━━━ Provided data ━━━
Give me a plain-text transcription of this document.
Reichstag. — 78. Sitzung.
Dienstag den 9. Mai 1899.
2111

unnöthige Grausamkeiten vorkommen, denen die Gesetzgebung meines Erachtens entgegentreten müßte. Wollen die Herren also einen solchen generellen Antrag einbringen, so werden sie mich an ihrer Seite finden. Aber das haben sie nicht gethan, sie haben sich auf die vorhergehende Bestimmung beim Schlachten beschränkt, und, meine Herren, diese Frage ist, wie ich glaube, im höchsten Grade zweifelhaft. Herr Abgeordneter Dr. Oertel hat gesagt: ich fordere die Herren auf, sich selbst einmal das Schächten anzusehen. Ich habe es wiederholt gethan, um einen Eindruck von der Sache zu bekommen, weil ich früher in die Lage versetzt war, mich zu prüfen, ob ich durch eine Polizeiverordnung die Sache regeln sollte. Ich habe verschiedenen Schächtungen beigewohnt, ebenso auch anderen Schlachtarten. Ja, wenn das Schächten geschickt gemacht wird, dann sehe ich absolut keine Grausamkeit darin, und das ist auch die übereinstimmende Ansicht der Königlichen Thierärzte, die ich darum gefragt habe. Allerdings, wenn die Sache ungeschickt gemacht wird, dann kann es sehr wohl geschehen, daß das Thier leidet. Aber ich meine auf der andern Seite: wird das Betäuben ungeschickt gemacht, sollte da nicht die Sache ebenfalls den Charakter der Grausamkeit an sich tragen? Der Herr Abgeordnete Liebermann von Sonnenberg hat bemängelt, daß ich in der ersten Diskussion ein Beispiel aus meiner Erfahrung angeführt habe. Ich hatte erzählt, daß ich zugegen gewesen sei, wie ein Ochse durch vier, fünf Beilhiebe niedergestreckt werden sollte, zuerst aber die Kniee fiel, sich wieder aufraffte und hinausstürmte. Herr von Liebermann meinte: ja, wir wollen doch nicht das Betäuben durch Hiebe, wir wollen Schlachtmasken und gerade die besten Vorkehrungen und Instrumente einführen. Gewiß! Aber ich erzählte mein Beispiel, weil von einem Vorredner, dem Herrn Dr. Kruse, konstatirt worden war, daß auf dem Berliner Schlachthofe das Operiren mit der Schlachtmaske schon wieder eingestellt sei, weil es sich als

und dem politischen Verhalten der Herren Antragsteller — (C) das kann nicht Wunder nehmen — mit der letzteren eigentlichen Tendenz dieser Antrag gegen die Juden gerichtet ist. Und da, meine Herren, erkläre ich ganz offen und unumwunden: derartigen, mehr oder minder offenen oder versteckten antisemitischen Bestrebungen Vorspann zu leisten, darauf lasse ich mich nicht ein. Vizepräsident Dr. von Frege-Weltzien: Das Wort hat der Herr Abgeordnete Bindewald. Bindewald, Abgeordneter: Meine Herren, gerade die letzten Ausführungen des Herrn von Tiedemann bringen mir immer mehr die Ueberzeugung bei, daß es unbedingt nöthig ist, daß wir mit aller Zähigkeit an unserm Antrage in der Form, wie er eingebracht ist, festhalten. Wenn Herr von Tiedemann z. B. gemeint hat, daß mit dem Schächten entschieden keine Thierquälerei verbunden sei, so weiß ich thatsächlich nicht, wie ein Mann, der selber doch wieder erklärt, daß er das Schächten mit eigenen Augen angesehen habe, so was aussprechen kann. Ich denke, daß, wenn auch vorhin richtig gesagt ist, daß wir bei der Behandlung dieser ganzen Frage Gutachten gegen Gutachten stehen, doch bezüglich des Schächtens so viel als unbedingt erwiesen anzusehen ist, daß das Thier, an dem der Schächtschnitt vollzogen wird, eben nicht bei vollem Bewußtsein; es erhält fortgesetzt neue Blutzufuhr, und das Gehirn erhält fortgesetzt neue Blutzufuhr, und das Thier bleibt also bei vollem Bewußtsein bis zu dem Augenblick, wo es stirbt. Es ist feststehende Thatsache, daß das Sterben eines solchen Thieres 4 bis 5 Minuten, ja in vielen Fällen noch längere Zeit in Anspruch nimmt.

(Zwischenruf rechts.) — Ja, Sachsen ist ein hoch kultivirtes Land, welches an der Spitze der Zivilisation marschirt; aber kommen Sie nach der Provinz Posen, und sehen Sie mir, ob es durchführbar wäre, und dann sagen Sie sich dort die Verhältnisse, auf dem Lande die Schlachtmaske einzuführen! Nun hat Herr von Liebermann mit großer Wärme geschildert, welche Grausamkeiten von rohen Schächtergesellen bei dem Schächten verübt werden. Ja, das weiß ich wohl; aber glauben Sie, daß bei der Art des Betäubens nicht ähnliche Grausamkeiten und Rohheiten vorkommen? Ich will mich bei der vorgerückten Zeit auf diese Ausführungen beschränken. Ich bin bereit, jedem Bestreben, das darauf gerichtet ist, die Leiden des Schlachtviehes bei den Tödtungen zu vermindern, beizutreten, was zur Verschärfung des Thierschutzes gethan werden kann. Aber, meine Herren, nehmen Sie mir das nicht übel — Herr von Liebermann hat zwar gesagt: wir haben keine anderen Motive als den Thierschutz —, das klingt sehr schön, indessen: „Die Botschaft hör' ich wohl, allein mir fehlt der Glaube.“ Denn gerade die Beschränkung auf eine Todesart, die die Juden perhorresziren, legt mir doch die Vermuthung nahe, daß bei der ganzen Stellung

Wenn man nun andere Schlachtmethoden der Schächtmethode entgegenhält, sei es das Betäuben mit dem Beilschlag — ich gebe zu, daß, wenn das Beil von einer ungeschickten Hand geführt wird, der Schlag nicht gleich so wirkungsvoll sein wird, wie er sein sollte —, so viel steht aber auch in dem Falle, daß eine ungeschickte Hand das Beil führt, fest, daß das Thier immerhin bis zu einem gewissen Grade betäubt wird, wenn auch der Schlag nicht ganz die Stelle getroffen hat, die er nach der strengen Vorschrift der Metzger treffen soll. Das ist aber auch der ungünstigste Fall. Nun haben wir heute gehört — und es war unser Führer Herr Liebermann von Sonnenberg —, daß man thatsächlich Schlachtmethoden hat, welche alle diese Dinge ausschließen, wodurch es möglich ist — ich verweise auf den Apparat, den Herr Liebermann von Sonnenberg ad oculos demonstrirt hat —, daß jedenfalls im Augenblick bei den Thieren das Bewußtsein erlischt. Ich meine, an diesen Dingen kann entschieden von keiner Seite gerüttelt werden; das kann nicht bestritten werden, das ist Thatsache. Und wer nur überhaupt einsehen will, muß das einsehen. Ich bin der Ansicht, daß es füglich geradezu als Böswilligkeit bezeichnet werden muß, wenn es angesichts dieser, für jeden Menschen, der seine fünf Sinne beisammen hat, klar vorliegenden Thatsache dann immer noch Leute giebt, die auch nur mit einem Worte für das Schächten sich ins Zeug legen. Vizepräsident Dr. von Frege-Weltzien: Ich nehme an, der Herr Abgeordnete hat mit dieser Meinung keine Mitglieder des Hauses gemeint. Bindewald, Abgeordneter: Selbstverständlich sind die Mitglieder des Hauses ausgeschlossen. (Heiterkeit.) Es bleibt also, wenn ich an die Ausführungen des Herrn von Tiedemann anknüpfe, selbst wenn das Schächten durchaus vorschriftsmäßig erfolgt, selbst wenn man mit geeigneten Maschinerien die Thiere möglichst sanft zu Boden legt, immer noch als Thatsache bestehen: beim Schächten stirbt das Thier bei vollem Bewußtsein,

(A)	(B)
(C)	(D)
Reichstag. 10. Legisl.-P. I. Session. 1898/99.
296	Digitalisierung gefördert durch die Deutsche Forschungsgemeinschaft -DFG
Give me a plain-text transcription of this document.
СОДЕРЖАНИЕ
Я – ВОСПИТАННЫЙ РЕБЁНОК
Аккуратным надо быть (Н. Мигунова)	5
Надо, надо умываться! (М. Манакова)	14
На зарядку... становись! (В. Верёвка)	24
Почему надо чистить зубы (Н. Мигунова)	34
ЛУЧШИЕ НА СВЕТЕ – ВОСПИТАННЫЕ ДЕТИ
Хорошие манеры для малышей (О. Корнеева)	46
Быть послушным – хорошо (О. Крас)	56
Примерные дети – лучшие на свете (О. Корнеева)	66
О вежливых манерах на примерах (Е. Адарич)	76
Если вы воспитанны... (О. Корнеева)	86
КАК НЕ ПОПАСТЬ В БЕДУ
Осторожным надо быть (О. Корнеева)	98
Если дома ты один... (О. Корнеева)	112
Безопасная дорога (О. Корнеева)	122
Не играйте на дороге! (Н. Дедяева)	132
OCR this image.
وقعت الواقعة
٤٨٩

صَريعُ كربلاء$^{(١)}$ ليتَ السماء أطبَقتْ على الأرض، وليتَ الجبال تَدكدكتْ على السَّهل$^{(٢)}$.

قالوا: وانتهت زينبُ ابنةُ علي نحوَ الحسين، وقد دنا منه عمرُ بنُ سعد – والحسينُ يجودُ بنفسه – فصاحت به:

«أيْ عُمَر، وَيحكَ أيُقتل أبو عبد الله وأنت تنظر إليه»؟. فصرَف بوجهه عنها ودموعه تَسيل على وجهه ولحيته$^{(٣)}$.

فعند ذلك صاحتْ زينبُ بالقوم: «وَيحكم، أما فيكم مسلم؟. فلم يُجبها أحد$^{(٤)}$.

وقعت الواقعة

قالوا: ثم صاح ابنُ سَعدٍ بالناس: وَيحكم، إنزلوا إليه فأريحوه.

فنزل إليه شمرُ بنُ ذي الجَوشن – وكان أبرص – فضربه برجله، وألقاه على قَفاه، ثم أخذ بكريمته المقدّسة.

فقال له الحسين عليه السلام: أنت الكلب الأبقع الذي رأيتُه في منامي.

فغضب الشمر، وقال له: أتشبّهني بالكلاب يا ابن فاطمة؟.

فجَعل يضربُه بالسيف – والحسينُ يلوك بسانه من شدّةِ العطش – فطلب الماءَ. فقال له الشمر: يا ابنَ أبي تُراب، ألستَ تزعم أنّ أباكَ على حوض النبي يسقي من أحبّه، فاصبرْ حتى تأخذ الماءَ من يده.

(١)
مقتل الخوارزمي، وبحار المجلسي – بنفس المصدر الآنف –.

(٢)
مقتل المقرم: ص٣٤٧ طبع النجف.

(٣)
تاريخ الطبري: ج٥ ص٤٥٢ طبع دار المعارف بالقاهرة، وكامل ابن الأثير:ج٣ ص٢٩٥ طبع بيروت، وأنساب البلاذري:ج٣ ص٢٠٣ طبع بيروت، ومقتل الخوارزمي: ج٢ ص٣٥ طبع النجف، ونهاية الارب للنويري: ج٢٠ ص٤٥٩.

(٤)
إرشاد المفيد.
━━━
Exercise: Output an exact copy of the lines beginning at the one that holds "OCR this image." and running through the final line of the records.

Result:
OCR this image.
وقعت الواقعة
٤٨٩

صَريعُ كربلاء$^{(١)}$ ليتَ السماء أطبَقتْ على الأرض، وليتَ الجبال تَدكدكتْ على السَّهل$^{(٢)}$.

قالوا: وانتهت زينبُ ابنةُ علي نحوَ الحسين، وقد دنا منه عمرُ بنُ سعد – والحسينُ يجودُ بنفسه – فصاحت به:

«أيْ عُمَر، وَيحكَ أيُقتل أبو عبد الله وأنت تنظر إليه»؟. فصرَف بوجهه عنها ودموعه تَسيل على وجهه ولحيته$^{(٣)}$.

فعند ذلك صاحتْ زينبُ بالقوم: «وَيحكم، أما فيكم مسلم؟. فلم يُجبها أحد$^{(٤)}$.

وقعت الواقعة

قالوا: ثم صاح ابنُ سَعدٍ بالناس: وَيحكم، إنزلوا إليه فأريحوه.

فنزل إليه شمرُ بنُ ذي الجَوشن – وكان أبرص – فضربه برجله، وألقاه على قَفاه، ثم أخذ بكريمته المقدّسة.

فقال له الحسين عليه السلام: أنت الكلب الأبقع الذي رأيتُه في منامي.

فغضب الشمر، وقال له: أتشبّهني بالكلاب يا ابن فاطمة؟.

فجَعل يضربُه بالسيف – والحسينُ يلوك بسانه من شدّةِ العطش – فطلب الماءَ. فقال له الشمر: يا ابنَ أبي تُراب، ألستَ تزعم أنّ أباكَ على حوض النبي يسقي من أحبّه، فاصبرْ حتى تأخذ الماءَ من يده.

(١)
مقتل الخوارزمي، وبحار المجلسي – بنفس المصدر الآنف –.

(٢)
مقتل المقرم: ص٣٤٧ طبع النجف.

(٣)
تاريخ الطبري: ج٥ ص٤٥٢ طبع دار المعارف بالقاهرة، وكامل ابن الأثير:ج٣ ص٢٩٥ طبع بيروت، وأنساب البلاذري:ج٣ ص٢٠٣ طبع بيروت، ومقتل الخوارزمي: ج٢ ص٣٥ طبع النجف، ونهاية الارب للنويري: ج٢٠ ص٤٥٩.

(٤)
إرشاد المفيد.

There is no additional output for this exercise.